> [TASK INSTRUCTIONS] Count lines, not occurrences: report how many lines in the records hold the string "area", and nothing else.

> [DATASET]

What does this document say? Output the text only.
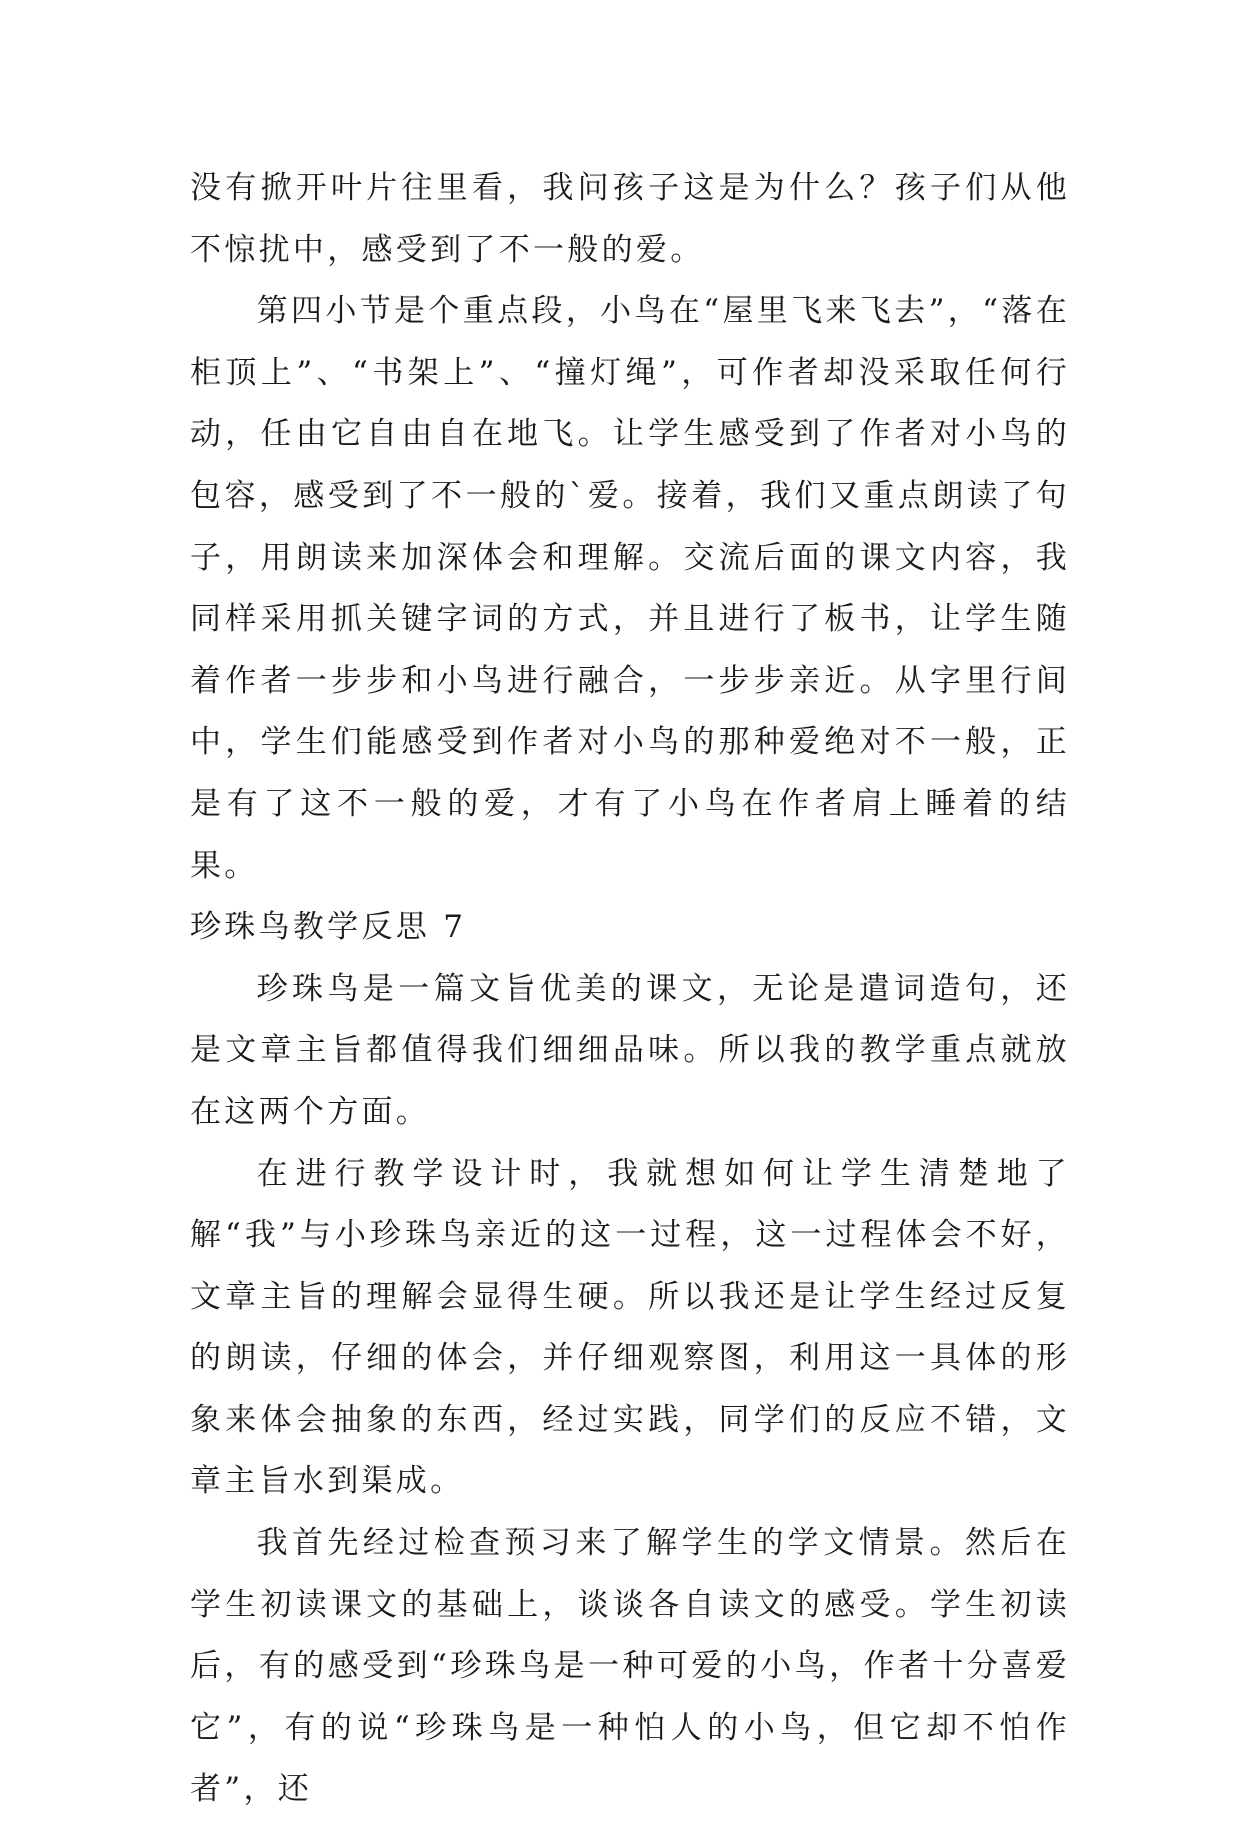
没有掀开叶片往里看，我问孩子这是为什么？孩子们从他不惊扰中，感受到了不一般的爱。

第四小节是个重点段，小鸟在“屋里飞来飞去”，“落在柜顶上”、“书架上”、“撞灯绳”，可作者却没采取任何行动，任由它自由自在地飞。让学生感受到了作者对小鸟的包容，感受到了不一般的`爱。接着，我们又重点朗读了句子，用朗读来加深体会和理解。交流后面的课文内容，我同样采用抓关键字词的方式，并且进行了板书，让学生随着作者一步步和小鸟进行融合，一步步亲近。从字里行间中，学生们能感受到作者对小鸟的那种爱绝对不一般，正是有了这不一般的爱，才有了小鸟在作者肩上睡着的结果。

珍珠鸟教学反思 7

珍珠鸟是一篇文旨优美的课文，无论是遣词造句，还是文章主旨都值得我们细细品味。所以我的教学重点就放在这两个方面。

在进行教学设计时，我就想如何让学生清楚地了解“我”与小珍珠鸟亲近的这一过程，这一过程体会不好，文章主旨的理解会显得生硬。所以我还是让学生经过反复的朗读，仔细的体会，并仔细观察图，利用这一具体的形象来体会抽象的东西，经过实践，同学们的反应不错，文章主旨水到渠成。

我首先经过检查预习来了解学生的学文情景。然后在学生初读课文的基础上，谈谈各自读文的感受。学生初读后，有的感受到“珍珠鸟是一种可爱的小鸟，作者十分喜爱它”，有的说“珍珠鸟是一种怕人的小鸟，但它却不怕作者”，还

--

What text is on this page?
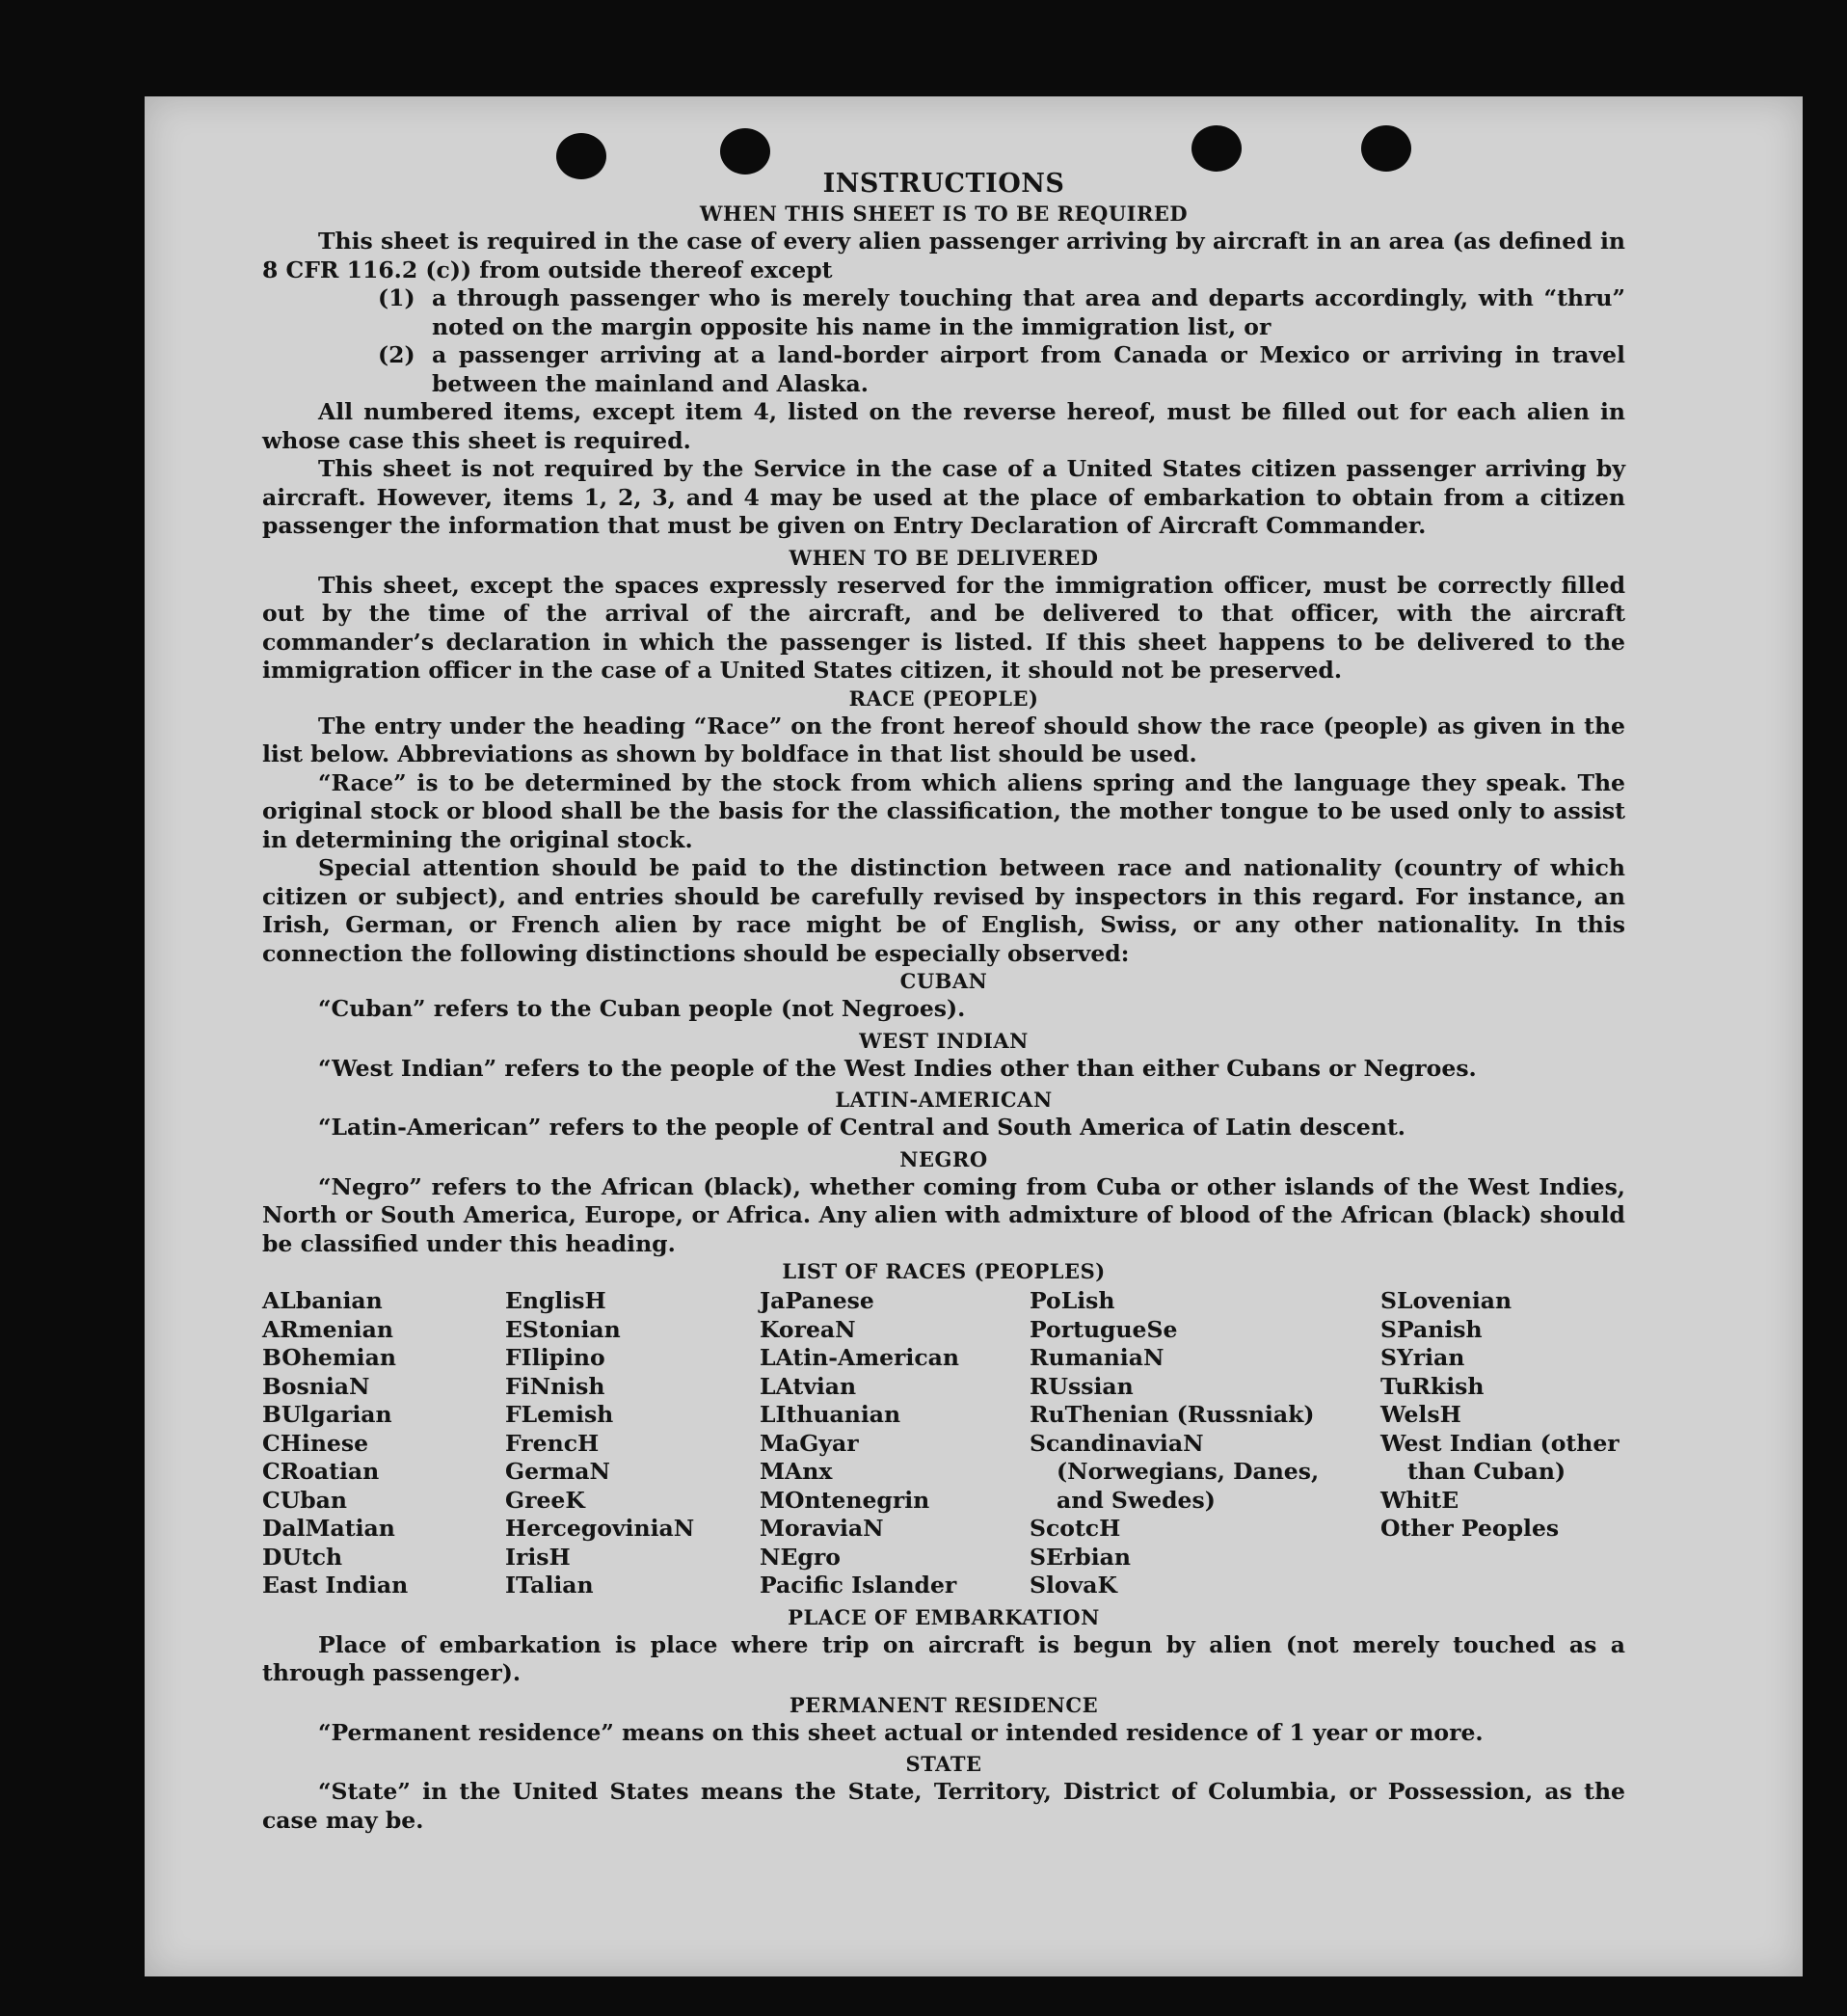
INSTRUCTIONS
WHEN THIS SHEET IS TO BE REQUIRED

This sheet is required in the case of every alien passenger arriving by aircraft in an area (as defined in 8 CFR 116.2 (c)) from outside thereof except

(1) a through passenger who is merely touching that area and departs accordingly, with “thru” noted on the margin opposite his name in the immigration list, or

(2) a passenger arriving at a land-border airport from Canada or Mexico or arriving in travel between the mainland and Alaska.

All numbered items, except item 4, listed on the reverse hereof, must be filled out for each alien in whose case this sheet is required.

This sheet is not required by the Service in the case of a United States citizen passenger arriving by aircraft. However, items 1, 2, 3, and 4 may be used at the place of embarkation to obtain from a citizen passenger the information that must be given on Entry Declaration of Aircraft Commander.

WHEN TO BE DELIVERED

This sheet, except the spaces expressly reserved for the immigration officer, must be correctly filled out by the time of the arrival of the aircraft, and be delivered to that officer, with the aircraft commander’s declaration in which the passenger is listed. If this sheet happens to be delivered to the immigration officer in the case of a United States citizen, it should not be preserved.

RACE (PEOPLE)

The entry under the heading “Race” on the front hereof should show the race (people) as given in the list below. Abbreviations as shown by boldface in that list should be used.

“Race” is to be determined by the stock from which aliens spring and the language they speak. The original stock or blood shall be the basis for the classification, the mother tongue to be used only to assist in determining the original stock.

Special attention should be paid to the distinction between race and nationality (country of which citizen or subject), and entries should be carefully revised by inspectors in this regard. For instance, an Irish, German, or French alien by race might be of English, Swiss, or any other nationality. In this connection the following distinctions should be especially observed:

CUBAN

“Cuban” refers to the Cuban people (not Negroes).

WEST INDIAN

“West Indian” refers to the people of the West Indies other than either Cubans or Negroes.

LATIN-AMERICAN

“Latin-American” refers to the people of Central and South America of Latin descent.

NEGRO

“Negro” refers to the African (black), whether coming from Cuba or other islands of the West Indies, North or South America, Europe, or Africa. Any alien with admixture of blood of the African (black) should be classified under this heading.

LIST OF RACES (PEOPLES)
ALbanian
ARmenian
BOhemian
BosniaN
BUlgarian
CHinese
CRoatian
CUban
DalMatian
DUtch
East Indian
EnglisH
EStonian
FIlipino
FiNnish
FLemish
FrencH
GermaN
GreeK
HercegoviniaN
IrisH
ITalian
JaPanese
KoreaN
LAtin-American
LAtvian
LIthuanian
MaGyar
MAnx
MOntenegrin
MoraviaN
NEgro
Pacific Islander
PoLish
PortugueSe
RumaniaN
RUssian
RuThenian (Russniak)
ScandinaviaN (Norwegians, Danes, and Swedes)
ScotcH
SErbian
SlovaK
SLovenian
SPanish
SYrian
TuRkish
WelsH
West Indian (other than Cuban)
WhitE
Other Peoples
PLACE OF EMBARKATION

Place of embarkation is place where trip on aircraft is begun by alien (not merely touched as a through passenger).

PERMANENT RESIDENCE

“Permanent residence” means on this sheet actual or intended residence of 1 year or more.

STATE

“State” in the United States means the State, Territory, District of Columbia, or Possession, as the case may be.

--

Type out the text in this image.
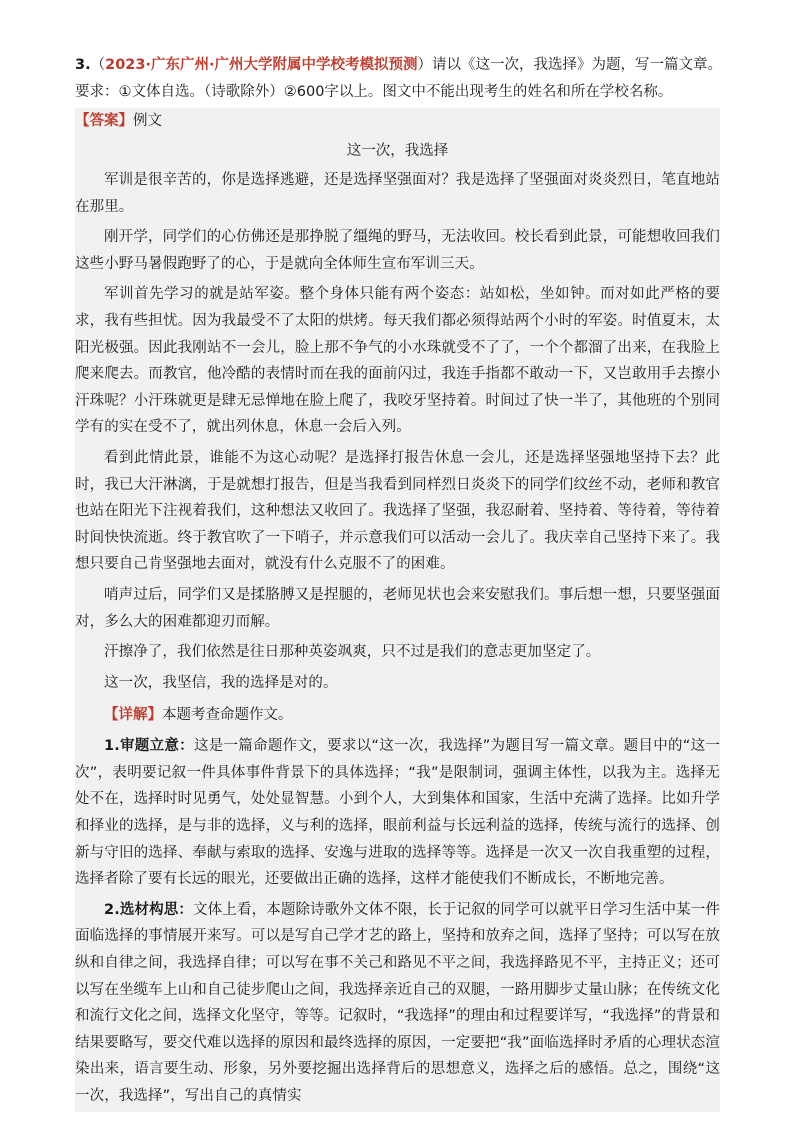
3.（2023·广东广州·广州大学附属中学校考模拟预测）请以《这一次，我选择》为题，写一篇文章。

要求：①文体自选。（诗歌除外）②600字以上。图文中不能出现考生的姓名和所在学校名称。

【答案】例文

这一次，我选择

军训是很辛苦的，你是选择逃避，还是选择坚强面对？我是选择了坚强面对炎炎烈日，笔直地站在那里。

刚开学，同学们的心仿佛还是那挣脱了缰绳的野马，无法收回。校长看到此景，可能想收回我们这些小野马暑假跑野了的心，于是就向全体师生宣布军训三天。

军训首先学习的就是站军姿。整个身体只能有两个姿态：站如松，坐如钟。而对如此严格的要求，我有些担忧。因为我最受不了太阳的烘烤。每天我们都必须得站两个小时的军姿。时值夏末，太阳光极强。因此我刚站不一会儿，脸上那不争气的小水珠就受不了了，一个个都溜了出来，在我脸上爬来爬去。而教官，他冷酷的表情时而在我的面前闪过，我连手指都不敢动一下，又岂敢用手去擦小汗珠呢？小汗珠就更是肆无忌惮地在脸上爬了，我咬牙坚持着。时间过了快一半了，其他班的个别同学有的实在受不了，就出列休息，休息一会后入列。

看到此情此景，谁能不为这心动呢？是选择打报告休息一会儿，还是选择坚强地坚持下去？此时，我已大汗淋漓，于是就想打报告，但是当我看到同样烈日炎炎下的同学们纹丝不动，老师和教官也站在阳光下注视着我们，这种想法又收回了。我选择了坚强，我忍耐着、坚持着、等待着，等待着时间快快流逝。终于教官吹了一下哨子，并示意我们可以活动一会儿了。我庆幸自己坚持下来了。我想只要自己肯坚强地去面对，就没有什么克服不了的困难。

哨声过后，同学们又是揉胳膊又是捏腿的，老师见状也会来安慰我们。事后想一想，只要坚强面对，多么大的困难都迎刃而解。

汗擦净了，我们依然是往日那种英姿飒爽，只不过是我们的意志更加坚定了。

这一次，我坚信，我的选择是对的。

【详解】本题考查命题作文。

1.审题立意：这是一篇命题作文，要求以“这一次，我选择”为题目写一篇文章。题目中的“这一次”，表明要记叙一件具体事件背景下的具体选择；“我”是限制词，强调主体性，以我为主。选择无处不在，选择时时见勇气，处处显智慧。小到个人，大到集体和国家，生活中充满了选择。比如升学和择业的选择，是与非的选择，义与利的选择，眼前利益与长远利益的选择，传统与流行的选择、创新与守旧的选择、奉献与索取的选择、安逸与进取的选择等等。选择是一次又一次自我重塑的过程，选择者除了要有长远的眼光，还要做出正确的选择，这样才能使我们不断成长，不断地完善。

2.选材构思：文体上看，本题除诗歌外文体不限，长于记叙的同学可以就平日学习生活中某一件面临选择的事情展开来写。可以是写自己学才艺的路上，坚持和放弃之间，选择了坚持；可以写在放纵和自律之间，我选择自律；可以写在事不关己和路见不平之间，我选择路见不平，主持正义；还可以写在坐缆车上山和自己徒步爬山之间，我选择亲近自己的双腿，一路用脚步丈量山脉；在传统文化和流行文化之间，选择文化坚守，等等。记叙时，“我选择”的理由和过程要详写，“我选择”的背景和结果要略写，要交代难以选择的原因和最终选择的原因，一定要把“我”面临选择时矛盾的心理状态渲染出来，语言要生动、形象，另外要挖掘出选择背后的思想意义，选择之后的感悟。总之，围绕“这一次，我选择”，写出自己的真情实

> [CORRECT RESULT] 2